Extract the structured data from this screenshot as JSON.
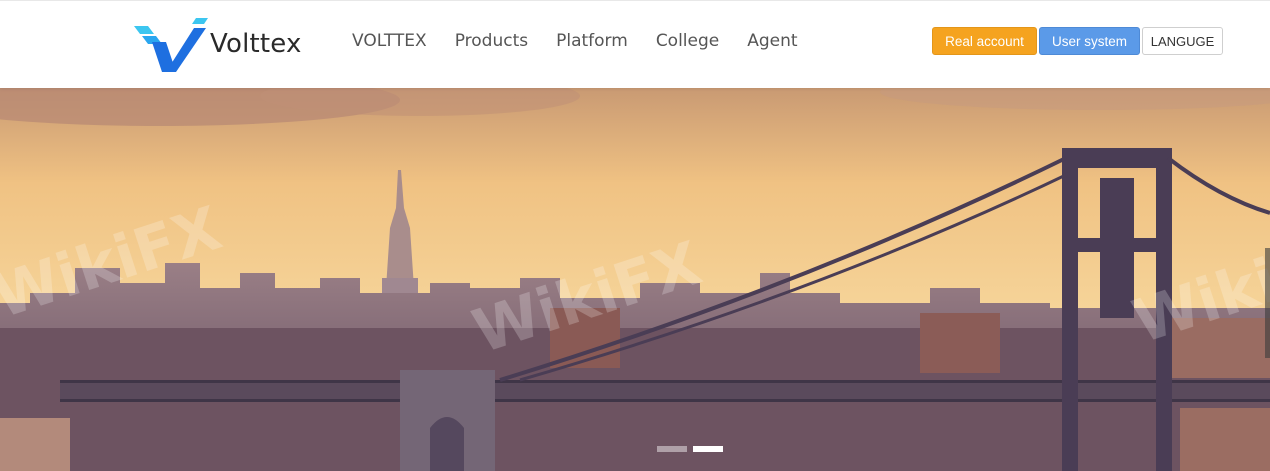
{
  "header": {
    "logo_text": "Volttex",
    "nav": [
      "VOLTTEX",
      "Products",
      "Platform",
      "College",
      "Agent"
    ],
    "buttons": {
      "real_account": "Real account",
      "user_system": "User system",
      "language": "LANGUGE"
    }
  },
  "hero": {
    "watermark": "WikiFX",
    "slides": 2,
    "active_slide": 2
  },
  "colors": {
    "accent_orange": "#f5a31f",
    "accent_blue": "#5b9ae8",
    "logo_blue": "#1e6fe0",
    "logo_cyan": "#3cc6f0"
  }
}
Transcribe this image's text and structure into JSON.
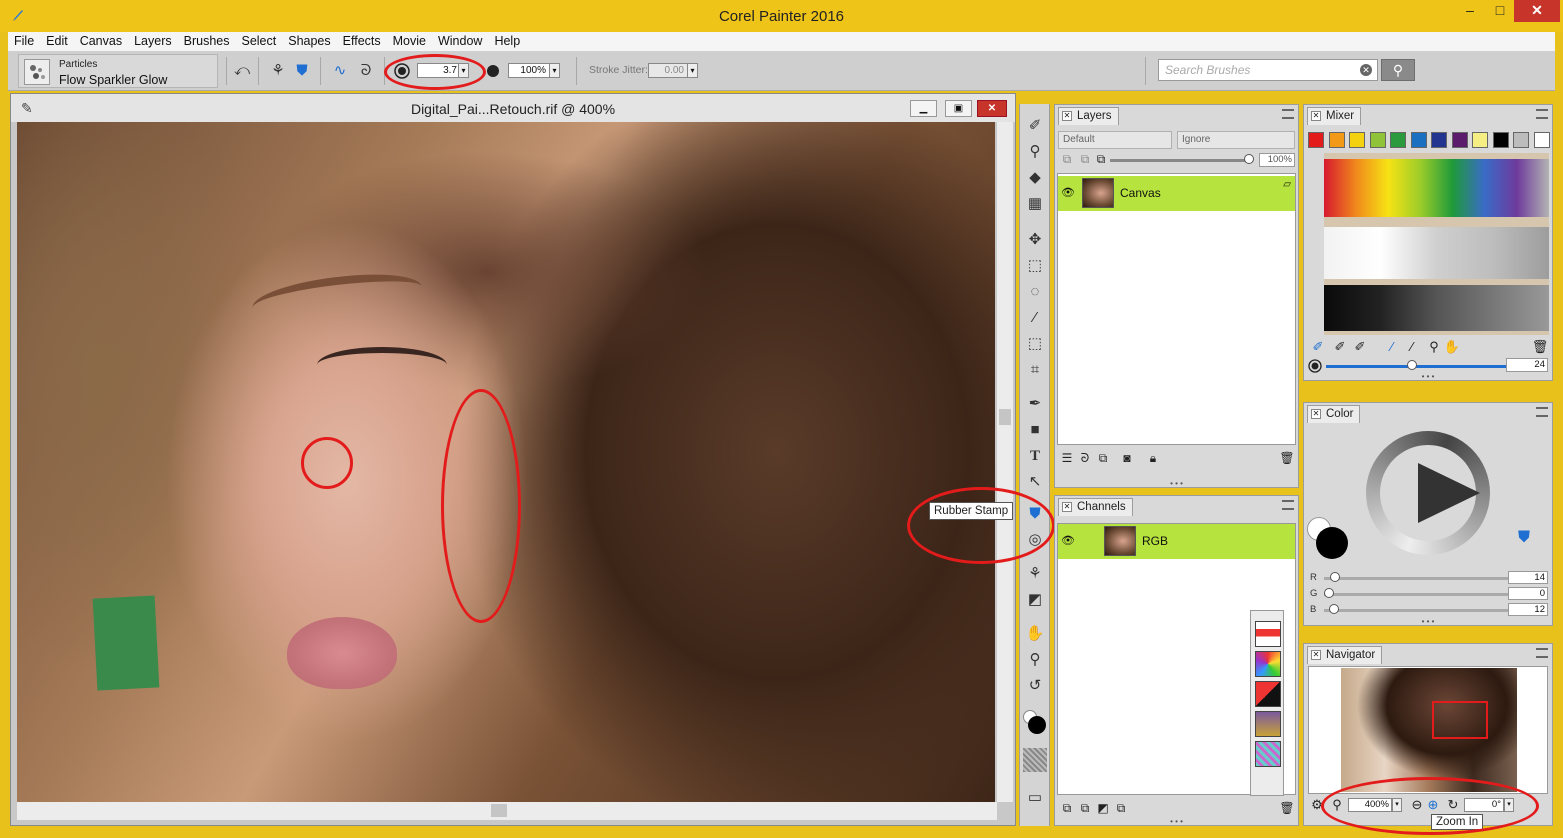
{
  "app": {
    "title": "Corel Painter 2016"
  },
  "menu": [
    "File",
    "Edit",
    "Canvas",
    "Layers",
    "Brushes",
    "Select",
    "Shapes",
    "Effects",
    "Movie",
    "Window",
    "Help"
  ],
  "property_bar": {
    "brush_category": "Particles",
    "brush_variant": "Flow Sparkler Glow",
    "size_value": "3.7",
    "opacity_value": "100%",
    "stroke_jitter_label": "Stroke Jitter:",
    "stroke_jitter_value": "0.00",
    "search_placeholder": "Search Brushes"
  },
  "document": {
    "title": "Digital_Pai...Retouch.rif @ 400%"
  },
  "toolbox": {
    "tooltip": "Rubber Stamp",
    "tools": [
      "brush-icon",
      "dropper-icon",
      "paint-bucket-icon",
      "eraser-icon",
      "transform-icon",
      "rect-select-icon",
      "lasso-icon",
      "magic-wand-icon",
      "select-adjuster-icon",
      "crop-icon",
      "pen-icon",
      "rectangle-shape-icon",
      "text-icon",
      "shape-select-icon",
      "rubber-stamp-icon",
      "cloner-icon",
      "mirror-icon",
      "perspective-icon",
      "grabber-icon",
      "magnifier-icon",
      "rotate-page-icon"
    ]
  },
  "layers_panel": {
    "tab": "Layers",
    "composite_method": "Default",
    "composite_depth": "Ignore",
    "opacity": "100%",
    "layers": [
      {
        "name": "Canvas"
      }
    ]
  },
  "channels_panel": {
    "tab": "Channels",
    "channels": [
      {
        "name": "RGB"
      }
    ]
  },
  "mixer_panel": {
    "tab": "Mixer",
    "colors": [
      "#e31b1b",
      "#f29a18",
      "#f5d20f",
      "#8fc33a",
      "#2b9a3e",
      "#1b6fc1",
      "#23358f",
      "#5a1c6b",
      "#f5ee84",
      "#000000",
      "#bcbcbc",
      "#ffffff"
    ],
    "brush_size": "24"
  },
  "color_panel": {
    "tab": "Color",
    "r": {
      "label": "R",
      "value": "14"
    },
    "g": {
      "label": "G",
      "value": "0"
    },
    "b": {
      "label": "B",
      "value": "12"
    }
  },
  "navigator_panel": {
    "tab": "Navigator",
    "zoom": "400%",
    "rotation": "0°",
    "tooltip": "Zoom In"
  },
  "colors": {
    "accent": "#1e6fd1",
    "selected_layer": "#b6e33d",
    "annotation": "#e31b1b",
    "window_frame": "#efc419"
  }
}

──────

GIVEN REQUEST
Select every line where the word "Brushes" occurs.

REPLY TO THE EXERCISE
    "Brushes",
    "search_placeholder": "Search Brushes"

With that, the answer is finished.